__Task to carry out__
Identify the lines that contain the word "Στέισον" and copy each one.

__Supplied records__
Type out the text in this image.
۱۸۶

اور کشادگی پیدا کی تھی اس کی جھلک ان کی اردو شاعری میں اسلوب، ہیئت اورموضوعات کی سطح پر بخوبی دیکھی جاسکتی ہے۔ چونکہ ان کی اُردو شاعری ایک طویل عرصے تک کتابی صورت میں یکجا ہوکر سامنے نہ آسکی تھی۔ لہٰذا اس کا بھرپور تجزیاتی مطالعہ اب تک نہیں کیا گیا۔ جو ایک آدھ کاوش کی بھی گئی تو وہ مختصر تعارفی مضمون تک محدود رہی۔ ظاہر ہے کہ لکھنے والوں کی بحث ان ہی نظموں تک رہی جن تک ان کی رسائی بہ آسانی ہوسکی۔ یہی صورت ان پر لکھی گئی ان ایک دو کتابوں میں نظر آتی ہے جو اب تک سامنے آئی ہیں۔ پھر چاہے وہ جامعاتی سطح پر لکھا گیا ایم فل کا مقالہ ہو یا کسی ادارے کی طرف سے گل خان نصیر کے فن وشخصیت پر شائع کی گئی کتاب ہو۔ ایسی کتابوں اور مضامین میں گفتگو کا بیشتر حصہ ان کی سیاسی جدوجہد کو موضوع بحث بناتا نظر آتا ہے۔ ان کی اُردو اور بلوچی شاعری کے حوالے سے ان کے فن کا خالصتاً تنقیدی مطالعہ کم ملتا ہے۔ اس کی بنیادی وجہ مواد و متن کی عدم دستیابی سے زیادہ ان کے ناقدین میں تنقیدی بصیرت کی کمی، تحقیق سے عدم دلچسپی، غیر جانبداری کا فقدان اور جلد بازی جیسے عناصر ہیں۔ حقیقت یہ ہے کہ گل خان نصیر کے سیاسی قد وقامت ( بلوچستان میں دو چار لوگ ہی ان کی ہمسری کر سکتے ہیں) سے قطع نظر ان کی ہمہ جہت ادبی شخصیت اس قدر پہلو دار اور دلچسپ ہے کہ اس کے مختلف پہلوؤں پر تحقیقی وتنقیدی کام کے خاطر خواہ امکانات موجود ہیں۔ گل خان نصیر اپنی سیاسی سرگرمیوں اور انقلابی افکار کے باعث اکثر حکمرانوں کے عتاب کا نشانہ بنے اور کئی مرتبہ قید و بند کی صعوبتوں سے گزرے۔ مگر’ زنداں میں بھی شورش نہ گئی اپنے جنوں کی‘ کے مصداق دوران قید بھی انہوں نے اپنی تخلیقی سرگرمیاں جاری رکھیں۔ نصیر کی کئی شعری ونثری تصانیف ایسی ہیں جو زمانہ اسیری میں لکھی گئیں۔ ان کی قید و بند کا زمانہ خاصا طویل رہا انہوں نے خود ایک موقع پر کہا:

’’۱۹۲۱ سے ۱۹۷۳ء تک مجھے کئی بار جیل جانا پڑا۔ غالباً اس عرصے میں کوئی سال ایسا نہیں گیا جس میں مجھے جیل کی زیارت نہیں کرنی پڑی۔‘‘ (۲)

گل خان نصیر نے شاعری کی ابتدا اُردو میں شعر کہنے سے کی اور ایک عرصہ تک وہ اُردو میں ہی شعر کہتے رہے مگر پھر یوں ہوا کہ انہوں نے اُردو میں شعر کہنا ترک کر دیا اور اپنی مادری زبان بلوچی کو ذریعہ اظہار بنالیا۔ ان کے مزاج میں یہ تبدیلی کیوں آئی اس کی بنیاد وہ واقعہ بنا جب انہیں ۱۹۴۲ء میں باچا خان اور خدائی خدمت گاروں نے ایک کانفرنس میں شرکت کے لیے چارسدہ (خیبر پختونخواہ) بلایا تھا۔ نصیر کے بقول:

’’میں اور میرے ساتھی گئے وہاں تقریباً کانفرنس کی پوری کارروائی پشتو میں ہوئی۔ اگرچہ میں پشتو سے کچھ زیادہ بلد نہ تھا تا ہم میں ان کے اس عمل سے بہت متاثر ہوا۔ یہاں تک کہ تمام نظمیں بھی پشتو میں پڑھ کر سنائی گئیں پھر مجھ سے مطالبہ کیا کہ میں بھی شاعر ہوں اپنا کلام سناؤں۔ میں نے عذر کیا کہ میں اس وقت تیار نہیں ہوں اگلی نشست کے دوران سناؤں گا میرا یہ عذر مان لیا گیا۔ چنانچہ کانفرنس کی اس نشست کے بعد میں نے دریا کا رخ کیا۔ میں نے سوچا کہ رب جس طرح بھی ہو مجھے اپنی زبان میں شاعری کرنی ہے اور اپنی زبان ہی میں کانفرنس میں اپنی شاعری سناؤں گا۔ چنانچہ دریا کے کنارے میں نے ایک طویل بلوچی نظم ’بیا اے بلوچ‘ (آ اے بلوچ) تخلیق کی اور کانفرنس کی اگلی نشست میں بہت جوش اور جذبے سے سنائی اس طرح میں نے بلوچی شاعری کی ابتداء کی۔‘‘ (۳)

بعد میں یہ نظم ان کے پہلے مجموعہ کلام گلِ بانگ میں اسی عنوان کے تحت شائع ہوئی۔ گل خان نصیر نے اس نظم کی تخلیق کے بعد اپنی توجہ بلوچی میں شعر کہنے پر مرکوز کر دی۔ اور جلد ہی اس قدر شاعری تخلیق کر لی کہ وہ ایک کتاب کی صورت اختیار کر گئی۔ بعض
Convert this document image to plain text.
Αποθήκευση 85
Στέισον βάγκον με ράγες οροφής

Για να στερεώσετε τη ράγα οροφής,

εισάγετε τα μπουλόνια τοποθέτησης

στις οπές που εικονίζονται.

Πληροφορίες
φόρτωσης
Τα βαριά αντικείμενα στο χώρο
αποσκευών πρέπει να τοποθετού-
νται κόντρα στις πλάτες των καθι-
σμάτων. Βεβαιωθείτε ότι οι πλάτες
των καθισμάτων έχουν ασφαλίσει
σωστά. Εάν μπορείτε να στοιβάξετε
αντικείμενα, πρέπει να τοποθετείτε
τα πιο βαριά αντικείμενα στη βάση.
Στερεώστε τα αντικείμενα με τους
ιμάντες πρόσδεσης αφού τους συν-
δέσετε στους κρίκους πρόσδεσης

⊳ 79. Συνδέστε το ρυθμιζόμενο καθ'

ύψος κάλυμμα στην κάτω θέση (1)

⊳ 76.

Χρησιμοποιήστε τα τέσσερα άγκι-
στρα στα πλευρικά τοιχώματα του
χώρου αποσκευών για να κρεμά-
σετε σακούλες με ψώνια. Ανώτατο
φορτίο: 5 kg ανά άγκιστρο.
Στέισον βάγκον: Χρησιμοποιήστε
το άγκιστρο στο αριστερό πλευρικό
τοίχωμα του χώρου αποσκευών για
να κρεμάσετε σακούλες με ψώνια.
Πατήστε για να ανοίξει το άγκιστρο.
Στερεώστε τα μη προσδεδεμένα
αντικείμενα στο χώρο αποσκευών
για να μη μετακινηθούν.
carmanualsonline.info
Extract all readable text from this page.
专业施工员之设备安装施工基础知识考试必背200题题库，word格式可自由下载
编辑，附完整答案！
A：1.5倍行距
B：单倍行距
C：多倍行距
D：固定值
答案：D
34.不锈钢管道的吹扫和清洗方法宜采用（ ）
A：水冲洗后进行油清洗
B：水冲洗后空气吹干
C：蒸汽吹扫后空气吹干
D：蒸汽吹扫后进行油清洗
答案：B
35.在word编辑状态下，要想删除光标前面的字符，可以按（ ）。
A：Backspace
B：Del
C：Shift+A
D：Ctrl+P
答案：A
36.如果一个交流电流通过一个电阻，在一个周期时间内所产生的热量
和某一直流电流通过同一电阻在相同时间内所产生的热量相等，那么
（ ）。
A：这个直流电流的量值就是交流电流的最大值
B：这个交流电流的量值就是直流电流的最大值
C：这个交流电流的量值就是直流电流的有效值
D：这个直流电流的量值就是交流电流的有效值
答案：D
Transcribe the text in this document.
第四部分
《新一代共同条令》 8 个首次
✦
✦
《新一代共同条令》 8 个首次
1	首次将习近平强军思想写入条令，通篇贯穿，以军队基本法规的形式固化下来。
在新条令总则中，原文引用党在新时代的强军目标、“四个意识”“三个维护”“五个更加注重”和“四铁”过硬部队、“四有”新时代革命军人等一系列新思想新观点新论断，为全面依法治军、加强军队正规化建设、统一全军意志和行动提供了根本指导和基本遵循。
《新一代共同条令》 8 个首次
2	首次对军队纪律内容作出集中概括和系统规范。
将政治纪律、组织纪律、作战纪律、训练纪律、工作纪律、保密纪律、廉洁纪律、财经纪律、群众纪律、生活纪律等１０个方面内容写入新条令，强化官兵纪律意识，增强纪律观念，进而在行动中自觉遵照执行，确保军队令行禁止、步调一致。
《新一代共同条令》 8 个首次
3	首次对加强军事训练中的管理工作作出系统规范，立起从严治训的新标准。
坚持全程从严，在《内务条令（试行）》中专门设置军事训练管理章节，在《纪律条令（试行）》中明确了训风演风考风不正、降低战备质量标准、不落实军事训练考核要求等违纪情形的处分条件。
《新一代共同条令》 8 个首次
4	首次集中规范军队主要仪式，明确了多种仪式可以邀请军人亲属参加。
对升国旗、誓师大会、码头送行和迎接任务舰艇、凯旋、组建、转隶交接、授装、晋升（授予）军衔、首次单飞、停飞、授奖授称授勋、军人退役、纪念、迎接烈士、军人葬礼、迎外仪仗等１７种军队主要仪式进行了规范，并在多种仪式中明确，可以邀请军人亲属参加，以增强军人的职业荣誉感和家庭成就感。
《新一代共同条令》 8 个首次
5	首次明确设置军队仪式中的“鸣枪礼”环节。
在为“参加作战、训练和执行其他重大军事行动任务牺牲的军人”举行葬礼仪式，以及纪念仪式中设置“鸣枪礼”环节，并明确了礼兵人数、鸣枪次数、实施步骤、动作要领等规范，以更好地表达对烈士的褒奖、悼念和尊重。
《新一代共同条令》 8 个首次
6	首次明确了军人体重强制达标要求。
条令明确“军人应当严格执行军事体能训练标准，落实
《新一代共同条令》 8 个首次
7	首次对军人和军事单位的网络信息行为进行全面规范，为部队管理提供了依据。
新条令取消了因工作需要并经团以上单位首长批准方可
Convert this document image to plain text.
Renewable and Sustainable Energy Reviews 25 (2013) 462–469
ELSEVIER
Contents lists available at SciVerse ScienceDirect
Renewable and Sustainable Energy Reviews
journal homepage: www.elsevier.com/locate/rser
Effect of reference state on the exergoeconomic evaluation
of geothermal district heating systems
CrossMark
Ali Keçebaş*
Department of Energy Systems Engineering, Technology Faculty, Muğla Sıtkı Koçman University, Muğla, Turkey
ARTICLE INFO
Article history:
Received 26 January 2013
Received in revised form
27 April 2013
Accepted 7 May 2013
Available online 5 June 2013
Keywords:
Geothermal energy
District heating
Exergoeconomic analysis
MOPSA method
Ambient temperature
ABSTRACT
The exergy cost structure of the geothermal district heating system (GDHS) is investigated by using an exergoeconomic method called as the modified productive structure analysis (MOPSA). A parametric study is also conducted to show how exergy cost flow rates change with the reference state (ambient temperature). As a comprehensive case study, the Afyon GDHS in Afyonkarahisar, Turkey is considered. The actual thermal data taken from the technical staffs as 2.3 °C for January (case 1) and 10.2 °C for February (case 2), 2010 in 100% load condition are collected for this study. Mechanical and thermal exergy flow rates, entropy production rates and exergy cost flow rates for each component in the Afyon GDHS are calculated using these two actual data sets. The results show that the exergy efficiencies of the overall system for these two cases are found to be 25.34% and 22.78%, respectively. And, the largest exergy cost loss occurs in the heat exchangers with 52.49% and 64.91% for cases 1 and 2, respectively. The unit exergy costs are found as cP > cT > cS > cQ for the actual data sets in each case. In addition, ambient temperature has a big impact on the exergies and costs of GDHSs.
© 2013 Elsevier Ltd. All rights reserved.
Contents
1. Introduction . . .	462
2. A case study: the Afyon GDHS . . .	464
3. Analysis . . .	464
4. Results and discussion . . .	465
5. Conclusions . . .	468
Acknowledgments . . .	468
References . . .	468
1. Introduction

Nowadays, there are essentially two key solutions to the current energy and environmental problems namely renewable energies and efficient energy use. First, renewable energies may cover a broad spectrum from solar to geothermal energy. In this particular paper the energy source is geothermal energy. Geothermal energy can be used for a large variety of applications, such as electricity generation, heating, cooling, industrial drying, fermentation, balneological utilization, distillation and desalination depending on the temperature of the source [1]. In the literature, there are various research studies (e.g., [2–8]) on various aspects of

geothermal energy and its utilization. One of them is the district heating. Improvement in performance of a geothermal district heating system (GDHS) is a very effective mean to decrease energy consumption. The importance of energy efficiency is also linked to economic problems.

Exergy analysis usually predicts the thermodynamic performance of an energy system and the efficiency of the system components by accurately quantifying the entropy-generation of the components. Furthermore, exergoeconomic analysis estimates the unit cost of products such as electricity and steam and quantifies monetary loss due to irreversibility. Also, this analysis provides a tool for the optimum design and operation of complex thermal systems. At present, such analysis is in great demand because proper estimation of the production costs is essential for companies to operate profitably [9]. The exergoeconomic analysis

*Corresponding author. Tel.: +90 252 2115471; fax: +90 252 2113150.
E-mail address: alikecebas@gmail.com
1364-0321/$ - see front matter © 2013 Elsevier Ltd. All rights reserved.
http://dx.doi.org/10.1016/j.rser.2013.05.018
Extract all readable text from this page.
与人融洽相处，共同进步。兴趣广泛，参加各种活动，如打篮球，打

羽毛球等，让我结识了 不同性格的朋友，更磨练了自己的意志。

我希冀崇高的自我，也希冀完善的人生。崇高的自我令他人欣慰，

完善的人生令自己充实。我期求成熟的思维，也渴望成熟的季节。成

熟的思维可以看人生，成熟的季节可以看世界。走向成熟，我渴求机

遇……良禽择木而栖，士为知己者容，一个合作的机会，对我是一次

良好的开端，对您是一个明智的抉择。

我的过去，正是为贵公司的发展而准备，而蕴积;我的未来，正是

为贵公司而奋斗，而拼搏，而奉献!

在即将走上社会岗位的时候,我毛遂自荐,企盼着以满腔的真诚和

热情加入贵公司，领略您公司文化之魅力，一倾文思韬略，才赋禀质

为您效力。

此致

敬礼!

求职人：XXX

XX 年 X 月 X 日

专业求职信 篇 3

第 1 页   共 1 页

__Complete response__
Στέισον βάγκον με ράγες οροφής
Στέισον βάγκον: Χρησιμοποιήστε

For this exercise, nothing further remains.